§ **SHORT TASK**
Give all of the lines again, with nothing added or dropped.

§ **DATASET EXCERPTS**
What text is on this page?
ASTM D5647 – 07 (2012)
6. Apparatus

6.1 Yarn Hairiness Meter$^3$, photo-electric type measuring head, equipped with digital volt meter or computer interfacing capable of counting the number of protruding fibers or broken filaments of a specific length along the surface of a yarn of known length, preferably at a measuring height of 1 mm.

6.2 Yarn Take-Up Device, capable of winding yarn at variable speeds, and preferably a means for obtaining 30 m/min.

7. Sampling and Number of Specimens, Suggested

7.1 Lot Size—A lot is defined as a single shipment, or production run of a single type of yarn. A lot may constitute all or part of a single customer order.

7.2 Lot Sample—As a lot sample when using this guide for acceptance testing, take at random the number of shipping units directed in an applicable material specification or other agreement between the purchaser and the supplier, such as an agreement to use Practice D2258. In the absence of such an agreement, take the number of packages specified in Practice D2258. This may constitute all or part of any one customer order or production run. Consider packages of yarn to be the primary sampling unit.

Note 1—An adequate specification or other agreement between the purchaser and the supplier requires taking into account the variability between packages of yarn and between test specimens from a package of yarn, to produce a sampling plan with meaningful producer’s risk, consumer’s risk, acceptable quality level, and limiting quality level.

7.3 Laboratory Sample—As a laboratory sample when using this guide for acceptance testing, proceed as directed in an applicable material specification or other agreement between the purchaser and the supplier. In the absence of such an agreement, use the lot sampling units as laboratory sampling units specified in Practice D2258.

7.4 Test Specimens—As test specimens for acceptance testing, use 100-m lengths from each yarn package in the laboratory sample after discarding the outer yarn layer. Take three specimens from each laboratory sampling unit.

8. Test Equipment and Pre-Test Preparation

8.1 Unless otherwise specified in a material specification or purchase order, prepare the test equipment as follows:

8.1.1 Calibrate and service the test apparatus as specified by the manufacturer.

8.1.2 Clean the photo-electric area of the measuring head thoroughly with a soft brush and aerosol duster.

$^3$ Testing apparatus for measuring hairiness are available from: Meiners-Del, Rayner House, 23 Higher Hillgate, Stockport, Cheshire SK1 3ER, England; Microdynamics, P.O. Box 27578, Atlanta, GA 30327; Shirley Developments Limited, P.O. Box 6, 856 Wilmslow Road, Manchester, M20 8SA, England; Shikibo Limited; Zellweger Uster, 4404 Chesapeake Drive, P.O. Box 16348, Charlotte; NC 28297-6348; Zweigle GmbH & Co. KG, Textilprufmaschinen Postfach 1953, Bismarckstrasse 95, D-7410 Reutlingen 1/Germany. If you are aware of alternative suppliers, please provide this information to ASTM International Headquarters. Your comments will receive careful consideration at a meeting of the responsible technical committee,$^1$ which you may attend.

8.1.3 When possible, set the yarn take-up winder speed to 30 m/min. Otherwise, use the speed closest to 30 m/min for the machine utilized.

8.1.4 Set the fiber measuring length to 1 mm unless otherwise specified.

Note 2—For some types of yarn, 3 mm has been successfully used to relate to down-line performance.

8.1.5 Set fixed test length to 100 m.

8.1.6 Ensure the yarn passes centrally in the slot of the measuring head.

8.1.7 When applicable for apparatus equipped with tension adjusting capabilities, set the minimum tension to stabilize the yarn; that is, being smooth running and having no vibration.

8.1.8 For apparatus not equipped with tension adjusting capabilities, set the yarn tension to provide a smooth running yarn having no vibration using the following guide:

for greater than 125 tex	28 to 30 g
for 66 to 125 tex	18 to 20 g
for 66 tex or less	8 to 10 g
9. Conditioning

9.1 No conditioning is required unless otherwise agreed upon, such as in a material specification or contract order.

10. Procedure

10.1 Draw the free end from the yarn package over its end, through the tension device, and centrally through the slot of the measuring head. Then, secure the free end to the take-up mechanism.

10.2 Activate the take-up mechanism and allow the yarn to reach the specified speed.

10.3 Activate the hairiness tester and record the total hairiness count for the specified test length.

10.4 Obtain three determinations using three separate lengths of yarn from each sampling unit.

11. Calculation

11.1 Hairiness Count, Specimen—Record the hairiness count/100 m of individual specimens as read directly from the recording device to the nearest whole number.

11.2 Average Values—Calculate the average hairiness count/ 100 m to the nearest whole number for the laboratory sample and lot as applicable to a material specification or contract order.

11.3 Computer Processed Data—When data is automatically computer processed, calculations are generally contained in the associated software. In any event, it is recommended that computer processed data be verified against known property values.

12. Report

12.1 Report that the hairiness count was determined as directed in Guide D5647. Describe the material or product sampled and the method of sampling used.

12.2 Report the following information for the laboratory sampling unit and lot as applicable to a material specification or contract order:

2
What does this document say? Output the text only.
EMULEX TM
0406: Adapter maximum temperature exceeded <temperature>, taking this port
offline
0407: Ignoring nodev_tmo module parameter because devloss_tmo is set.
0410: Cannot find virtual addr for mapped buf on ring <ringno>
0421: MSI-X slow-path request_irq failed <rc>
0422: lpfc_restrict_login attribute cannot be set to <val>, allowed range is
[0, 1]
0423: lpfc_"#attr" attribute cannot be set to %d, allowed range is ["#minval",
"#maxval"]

§ **RESULT OF THE TASK**
What text is on this page?
ASTM D5647 – 07 (2012)
6. Apparatus

6.1 Yarn Hairiness Meter$^3$, photo-electric type measuring head, equipped with digital volt meter or computer interfacing capable of counting the number of protruding fibers or broken filaments of a specific length along the surface of a yarn of known length, preferably at a measuring height of 1 mm.

6.2 Yarn Take-Up Device, capable of winding yarn at variable speeds, and preferably a means for obtaining 30 m/min.

7. Sampling and Number of Specimens, Suggested

7.1 Lot Size—A lot is defined as a single shipment, or production run of a single type of yarn. A lot may constitute all or part of a single customer order.

7.2 Lot Sample—As a lot sample when using this guide for acceptance testing, take at random the number of shipping units directed in an applicable material specification or other agreement between the purchaser and the supplier, such as an agreement to use Practice D2258. In the absence of such an agreement, take the number of packages specified in Practice D2258. This may constitute all or part of any one customer order or production run. Consider packages of yarn to be the primary sampling unit.

Note 1—An adequate specification or other agreement between the purchaser and the supplier requires taking into account the variability between packages of yarn and between test specimens from a package of yarn, to produce a sampling plan with meaningful producer’s risk, consumer’s risk, acceptable quality level, and limiting quality level.

7.3 Laboratory Sample—As a laboratory sample when using this guide for acceptance testing, proceed as directed in an applicable material specification or other agreement between the purchaser and the supplier. In the absence of such an agreement, use the lot sampling units as laboratory sampling units specified in Practice D2258.

7.4 Test Specimens—As test specimens for acceptance testing, use 100-m lengths from each yarn package in the laboratory sample after discarding the outer yarn layer. Take three specimens from each laboratory sampling unit.

8. Test Equipment and Pre-Test Preparation

8.1 Unless otherwise specified in a material specification or purchase order, prepare the test equipment as follows:

8.1.1 Calibrate and service the test apparatus as specified by the manufacturer.

8.1.2 Clean the photo-electric area of the measuring head thoroughly with a soft brush and aerosol duster.

$^3$ Testing apparatus for measuring hairiness are available from: Meiners-Del, Rayner House, 23 Higher Hillgate, Stockport, Cheshire SK1 3ER, England; Microdynamics, P.O. Box 27578, Atlanta, GA 30327; Shirley Developments Limited, P.O. Box 6, 856 Wilmslow Road, Manchester, M20 8SA, England; Shikibo Limited; Zellweger Uster, 4404 Chesapeake Drive, P.O. Box 16348, Charlotte; NC 28297-6348; Zweigle GmbH & Co. KG, Textilprufmaschinen Postfach 1953, Bismarckstrasse 95, D-7410 Reutlingen 1/Germany. If you are aware of alternative suppliers, please provide this information to ASTM International Headquarters. Your comments will receive careful consideration at a meeting of the responsible technical committee,$^1$ which you may attend.

8.1.3 When possible, set the yarn take-up winder speed to 30 m/min. Otherwise, use the speed closest to 30 m/min for the machine utilized.

8.1.4 Set the fiber measuring length to 1 mm unless otherwise specified.

Note 2—For some types of yarn, 3 mm has been successfully used to relate to down-line performance.

8.1.5 Set fixed test length to 100 m.

8.1.6 Ensure the yarn passes centrally in the slot of the measuring head.

8.1.7 When applicable for apparatus equipped with tension adjusting capabilities, set the minimum tension to stabilize the yarn; that is, being smooth running and having no vibration.

8.1.8 For apparatus not equipped with tension adjusting capabilities, set the yarn tension to provide a smooth running yarn having no vibration using the following guide:

for greater than 125 tex	28 to 30 g
for 66 to 125 tex	18 to 20 g
for 66 tex or less	8 to 10 g
9. Conditioning

9.1 No conditioning is required unless otherwise agreed upon, such as in a material specification or contract order.

10. Procedure

10.1 Draw the free end from the yarn package over its end, through the tension device, and centrally through the slot of the measuring head. Then, secure the free end to the take-up mechanism.

10.2 Activate the take-up mechanism and allow the yarn to reach the specified speed.

10.3 Activate the hairiness tester and record the total hairiness count for the specified test length.

10.4 Obtain three determinations using three separate lengths of yarn from each sampling unit.

11. Calculation

11.1 Hairiness Count, Specimen—Record the hairiness count/100 m of individual specimens as read directly from the recording device to the nearest whole number.

11.2 Average Values—Calculate the average hairiness count/ 100 m to the nearest whole number for the laboratory sample and lot as applicable to a material specification or contract order.

11.3 Computer Processed Data—When data is automatically computer processed, calculations are generally contained in the associated software. In any event, it is recommended that computer processed data be verified against known property values.

12. Report

12.1 Report that the hairiness count was determined as directed in Guide D5647. Describe the material or product sampled and the method of sampling used.

12.2 Report the following information for the laboratory sampling unit and lot as applicable to a material specification or contract order:

2
What does this document say? Output the text only.
EMULEX TM
0406: Adapter maximum temperature exceeded <temperature>, taking this port
offline
0407: Ignoring nodev_tmo module parameter because devloss_tmo is set.
0410: Cannot find virtual addr for mapped buf on ring <ringno>
0421: MSI-X slow-path request_irq failed <rc>
0422: lpfc_restrict_login attribute cannot be set to <val>, allowed range is
[0, 1]
0423: lpfc_"#attr" attribute cannot be set to %d, allowed range is ["#minval",
"#maxval"]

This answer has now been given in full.